* **Exercise description**: Set down the material once more, exactly as it appears.

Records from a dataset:

------------------------------------------------------------------------

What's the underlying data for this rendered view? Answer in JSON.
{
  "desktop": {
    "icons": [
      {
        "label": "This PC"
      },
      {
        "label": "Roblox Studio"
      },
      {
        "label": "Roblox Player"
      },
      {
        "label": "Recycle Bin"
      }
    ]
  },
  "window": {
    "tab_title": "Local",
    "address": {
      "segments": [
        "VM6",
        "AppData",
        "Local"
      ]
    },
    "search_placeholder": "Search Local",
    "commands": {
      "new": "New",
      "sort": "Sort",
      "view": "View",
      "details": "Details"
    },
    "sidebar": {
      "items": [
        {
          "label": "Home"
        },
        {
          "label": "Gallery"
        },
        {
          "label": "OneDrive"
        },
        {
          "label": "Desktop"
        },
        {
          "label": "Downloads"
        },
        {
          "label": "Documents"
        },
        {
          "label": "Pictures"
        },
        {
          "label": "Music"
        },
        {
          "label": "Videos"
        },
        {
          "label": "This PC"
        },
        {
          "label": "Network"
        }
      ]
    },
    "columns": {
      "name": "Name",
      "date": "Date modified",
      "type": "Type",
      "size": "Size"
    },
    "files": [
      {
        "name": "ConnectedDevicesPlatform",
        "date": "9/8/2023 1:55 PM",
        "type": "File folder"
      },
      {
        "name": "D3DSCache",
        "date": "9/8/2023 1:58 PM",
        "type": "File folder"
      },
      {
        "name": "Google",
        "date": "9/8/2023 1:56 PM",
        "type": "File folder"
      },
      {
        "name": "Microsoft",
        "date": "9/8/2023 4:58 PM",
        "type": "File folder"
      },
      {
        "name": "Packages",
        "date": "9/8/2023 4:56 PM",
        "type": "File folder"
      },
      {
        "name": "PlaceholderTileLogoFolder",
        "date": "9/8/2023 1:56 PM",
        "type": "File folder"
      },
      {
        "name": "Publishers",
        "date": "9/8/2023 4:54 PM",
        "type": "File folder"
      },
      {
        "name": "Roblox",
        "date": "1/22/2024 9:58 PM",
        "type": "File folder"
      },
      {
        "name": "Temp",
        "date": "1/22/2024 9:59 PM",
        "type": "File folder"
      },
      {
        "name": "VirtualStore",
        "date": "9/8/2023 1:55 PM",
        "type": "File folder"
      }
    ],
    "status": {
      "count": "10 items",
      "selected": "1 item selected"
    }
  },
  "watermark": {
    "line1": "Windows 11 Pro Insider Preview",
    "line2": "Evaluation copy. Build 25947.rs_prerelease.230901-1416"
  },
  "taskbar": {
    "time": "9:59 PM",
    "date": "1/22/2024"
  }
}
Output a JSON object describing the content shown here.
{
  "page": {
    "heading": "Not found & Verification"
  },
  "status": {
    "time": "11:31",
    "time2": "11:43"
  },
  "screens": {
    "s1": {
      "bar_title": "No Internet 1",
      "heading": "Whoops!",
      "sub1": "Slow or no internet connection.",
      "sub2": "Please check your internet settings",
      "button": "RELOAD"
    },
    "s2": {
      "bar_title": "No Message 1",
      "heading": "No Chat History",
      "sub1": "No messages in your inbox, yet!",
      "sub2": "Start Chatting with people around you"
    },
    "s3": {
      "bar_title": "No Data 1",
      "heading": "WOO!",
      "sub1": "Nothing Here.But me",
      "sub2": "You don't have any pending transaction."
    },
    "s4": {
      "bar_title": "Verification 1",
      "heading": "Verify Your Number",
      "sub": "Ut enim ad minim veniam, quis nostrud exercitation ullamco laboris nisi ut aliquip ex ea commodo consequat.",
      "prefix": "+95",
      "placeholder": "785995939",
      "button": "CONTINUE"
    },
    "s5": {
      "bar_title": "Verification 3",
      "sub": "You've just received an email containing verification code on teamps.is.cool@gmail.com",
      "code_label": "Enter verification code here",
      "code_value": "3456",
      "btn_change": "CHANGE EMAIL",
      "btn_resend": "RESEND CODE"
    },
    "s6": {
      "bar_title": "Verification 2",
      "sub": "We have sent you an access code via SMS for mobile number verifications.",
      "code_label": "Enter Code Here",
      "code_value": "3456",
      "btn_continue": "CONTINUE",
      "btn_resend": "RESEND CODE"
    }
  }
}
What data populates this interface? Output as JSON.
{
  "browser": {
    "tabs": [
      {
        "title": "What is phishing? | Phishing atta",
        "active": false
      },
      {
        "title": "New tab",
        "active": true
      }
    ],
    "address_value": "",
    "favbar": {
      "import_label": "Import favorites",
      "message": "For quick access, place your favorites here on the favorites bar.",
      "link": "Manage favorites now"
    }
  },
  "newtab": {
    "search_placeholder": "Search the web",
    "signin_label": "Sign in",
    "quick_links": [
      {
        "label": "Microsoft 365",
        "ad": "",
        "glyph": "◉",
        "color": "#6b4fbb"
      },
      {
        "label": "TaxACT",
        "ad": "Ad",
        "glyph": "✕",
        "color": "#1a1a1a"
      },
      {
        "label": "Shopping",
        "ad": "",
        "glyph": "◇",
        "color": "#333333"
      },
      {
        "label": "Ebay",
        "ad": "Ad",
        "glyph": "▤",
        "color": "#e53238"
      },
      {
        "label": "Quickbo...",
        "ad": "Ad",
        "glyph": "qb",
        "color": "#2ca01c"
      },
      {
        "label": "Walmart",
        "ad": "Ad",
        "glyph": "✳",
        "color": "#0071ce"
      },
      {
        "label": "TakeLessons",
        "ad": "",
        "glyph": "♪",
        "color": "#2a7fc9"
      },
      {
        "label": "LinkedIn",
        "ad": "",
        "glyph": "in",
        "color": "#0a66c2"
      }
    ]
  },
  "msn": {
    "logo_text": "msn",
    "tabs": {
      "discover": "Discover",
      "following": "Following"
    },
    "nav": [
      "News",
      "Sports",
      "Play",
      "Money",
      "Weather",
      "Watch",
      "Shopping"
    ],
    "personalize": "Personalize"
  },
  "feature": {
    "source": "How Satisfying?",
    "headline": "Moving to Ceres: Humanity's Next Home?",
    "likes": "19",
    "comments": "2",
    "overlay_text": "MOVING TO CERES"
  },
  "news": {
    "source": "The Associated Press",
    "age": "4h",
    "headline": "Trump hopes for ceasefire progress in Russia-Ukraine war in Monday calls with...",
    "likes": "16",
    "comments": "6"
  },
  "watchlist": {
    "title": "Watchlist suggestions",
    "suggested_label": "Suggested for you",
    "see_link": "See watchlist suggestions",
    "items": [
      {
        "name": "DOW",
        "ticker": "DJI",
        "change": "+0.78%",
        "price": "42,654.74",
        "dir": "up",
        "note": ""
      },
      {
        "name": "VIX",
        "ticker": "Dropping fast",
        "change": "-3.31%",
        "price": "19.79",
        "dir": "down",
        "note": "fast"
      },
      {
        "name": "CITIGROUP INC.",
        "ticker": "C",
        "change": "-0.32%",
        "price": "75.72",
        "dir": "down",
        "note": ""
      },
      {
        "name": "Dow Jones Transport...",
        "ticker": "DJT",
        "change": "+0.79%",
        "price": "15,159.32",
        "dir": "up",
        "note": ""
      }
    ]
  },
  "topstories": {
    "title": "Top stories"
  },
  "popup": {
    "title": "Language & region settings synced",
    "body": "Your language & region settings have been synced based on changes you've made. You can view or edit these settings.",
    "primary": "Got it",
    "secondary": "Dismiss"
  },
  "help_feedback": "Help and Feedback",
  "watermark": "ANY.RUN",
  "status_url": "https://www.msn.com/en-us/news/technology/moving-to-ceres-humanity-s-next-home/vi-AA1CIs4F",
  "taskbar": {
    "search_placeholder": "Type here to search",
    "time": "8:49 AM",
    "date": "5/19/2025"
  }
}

------------------------------------------------------------------------

* **Answer to this exercise**:
What's the underlying data for this rendered view? Answer in JSON.
{
  "desktop": {
    "icons": [
      {
        "label": "This PC"
      },
      {
        "label": "Roblox Studio"
      },
      {
        "label": "Roblox Player"
      },
      {
        "label": "Recycle Bin"
      }
    ]
  },
  "window": {
    "tab_title": "Local",
    "address": {
      "segments": [
        "VM6",
        "AppData",
        "Local"
      ]
    },
    "search_placeholder": "Search Local",
    "commands": {
      "new": "New",
      "sort": "Sort",
      "view": "View",
      "details": "Details"
    },
    "sidebar": {
      "items": [
        {
          "label": "Home"
        },
        {
          "label": "Gallery"
        },
        {
          "label": "OneDrive"
        },
        {
          "label": "Desktop"
        },
        {
          "label": "Downloads"
        },
        {
          "label": "Documents"
        },
        {
          "label": "Pictures"
        },
        {
          "label": "Music"
        },
        {
          "label": "Videos"
        },
        {
          "label": "This PC"
        },
        {
          "label": "Network"
        }
      ]
    },
    "columns": {
      "name": "Name",
      "date": "Date modified",
      "type": "Type",
      "size": "Size"
    },
    "files": [
      {
        "name": "ConnectedDevicesPlatform",
        "date": "9/8/2023 1:55 PM",
        "type": "File folder"
      },
      {
        "name": "D3DSCache",
        "date": "9/8/2023 1:58 PM",
        "type": "File folder"
      },
      {
        "name": "Google",
        "date": "9/8/2023 1:56 PM",
        "type": "File folder"
      },
      {
        "name": "Microsoft",
        "date": "9/8/2023 4:58 PM",
        "type": "File folder"
      },
      {
        "name": "Packages",
        "date": "9/8/2023 4:56 PM",
        "type": "File folder"
      },
      {
        "name": "PlaceholderTileLogoFolder",
        "date": "9/8/2023 1:56 PM",
        "type": "File folder"
      },
      {
        "name": "Publishers",
        "date": "9/8/2023 4:54 PM",
        "type": "File folder"
      },
      {
        "name": "Roblox",
        "date": "1/22/2024 9:58 PM",
        "type": "File folder"
      },
      {
        "name": "Temp",
        "date": "1/22/2024 9:59 PM",
        "type": "File folder"
      },
      {
        "name": "VirtualStore",
        "date": "9/8/2023 1:55 PM",
        "type": "File folder"
      }
    ],
    "status": {
      "count": "10 items",
      "selected": "1 item selected"
    }
  },
  "watermark": {
    "line1": "Windows 11 Pro Insider Preview",
    "line2": "Evaluation copy. Build 25947.rs_prerelease.230901-1416"
  },
  "taskbar": {
    "time": "9:59 PM",
    "date": "1/22/2024"
  }
}
Output a JSON object describing the content shown here.
{
  "page": {
    "heading": "Not found & Verification"
  },
  "status": {
    "time": "11:31",
    "time2": "11:43"
  },
  "screens": {
    "s1": {
      "bar_title": "No Internet 1",
      "heading": "Whoops!",
      "sub1": "Slow or no internet connection.",
      "sub2": "Please check your internet settings",
      "button": "RELOAD"
    },
    "s2": {
      "bar_title": "No Message 1",
      "heading": "No Chat History",
      "sub1": "No messages in your inbox, yet!",
      "sub2": "Start Chatting with people around you"
    },
    "s3": {
      "bar_title": "No Data 1",
      "heading": "WOO!",
      "sub1": "Nothing Here.But me",
      "sub2": "You don't have any pending transaction."
    },
    "s4": {
      "bar_title": "Verification 1",
      "heading": "Verify Your Number",
      "sub": "Ut enim ad minim veniam, quis nostrud exercitation ullamco laboris nisi ut aliquip ex ea commodo consequat.",
      "prefix": "+95",
      "placeholder": "785995939",
      "button": "CONTINUE"
    },
    "s5": {
      "bar_title": "Verification 3",
      "sub": "You've just received an email containing verification code on teamps.is.cool@gmail.com",
      "code_label": "Enter verification code here",
      "code_value": "3456",
      "btn_change": "CHANGE EMAIL",
      "btn_resend": "RESEND CODE"
    },
    "s6": {
      "bar_title": "Verification 2",
      "sub": "We have sent you an access code via SMS for mobile number verifications.",
      "code_label": "Enter Code Here",
      "code_value": "3456",
      "btn_continue": "CONTINUE",
      "btn_resend": "RESEND CODE"
    }
  }
}
What data populates this interface? Output as JSON.
{
  "browser": {
    "tabs": [
      {
        "title": "What is phishing? | Phishing atta",
        "active": false
      },
      {
        "title": "New tab",
        "active": true
      }
    ],
    "address_value": "",
    "favbar": {
      "import_label": "Import favorites",
      "message": "For quick access, place your favorites here on the favorites bar.",
      "link": "Manage favorites now"
    }
  },
  "newtab": {
    "search_placeholder": "Search the web",
    "signin_label": "Sign in",
    "quick_links": [
      {
        "label": "Microsoft 365",
        "ad": "",
        "glyph": "◉",
        "color": "#6b4fbb"
      },
      {
        "label": "TaxACT",
        "ad": "Ad",
        "glyph": "✕",
        "color": "#1a1a1a"
      },
      {
        "label": "Shopping",
        "ad": "",
        "glyph": "◇",
        "color": "#333333"
      },
      {
        "label": "Ebay",
        "ad": "Ad",
        "glyph": "▤",
        "color": "#e53238"
      },
      {
        "label": "Quickbo...",
        "ad": "Ad",
        "glyph": "qb",
        "color": "#2ca01c"
      },
      {
        "label": "Walmart",
        "ad": "Ad",
        "glyph": "✳",
        "color": "#0071ce"
      },
      {
        "label": "TakeLessons",
        "ad": "",
        "glyph": "♪",
        "color": "#2a7fc9"
      },
      {
        "label": "LinkedIn",
        "ad": "",
        "glyph": "in",
        "color": "#0a66c2"
      }
    ]
  },
  "msn": {
    "logo_text": "msn",
    "tabs": {
      "discover": "Discover",
      "following": "Following"
    },
    "nav": [
      "News",
      "Sports",
      "Play",
      "Money",
      "Weather",
      "Watch",
      "Shopping"
    ],
    "personalize": "Personalize"
  },
  "feature": {
    "source": "How Satisfying?",
    "headline": "Moving to Ceres: Humanity's Next Home?",
    "likes": "19",
    "comments": "2",
    "overlay_text": "MOVING TO CERES"
  },
  "news": {
    "source": "The Associated Press",
    "age": "4h",
    "headline": "Trump hopes for ceasefire progress in Russia-Ukraine war in Monday calls with...",
    "likes": "16",
    "comments": "6"
  },
  "watchlist": {
    "title": "Watchlist suggestions",
    "suggested_label": "Suggested for you",
    "see_link": "See watchlist suggestions",
    "items": [
      {
        "name": "DOW",
        "ticker": "DJI",
        "change": "+0.78%",
        "price": "42,654.74",
        "dir": "up",
        "note": ""
      },
      {
        "name": "VIX",
        "ticker": "Dropping fast",
        "change": "-3.31%",
        "price": "19.79",
        "dir": "down",
        "note": "fast"
      },
      {
        "name": "CITIGROUP INC.",
        "ticker": "C",
        "change": "-0.32%",
        "price": "75.72",
        "dir": "down",
        "note": ""
      },
      {
        "name": "Dow Jones Transport...",
        "ticker": "DJT",
        "change": "+0.79%",
        "price": "15,159.32",
        "dir": "up",
        "note": ""
      }
    ]
  },
  "topstories": {
    "title": "Top stories"
  },
  "popup": {
    "title": "Language & region settings synced",
    "body": "Your language & region settings have been synced based on changes you've made. You can view or edit these settings.",
    "primary": "Got it",
    "secondary": "Dismiss"
  },
  "help_feedback": "Help and Feedback",
  "watermark": "ANY.RUN",
  "status_url": "https://www.msn.com/en-us/news/technology/moving-to-ceres-humanity-s-next-home/vi-AA1CIs4F",
  "taskbar": {
    "search_placeholder": "Type here to search",
    "time": "8:49 AM",
    "date": "5/19/2025"
  }
}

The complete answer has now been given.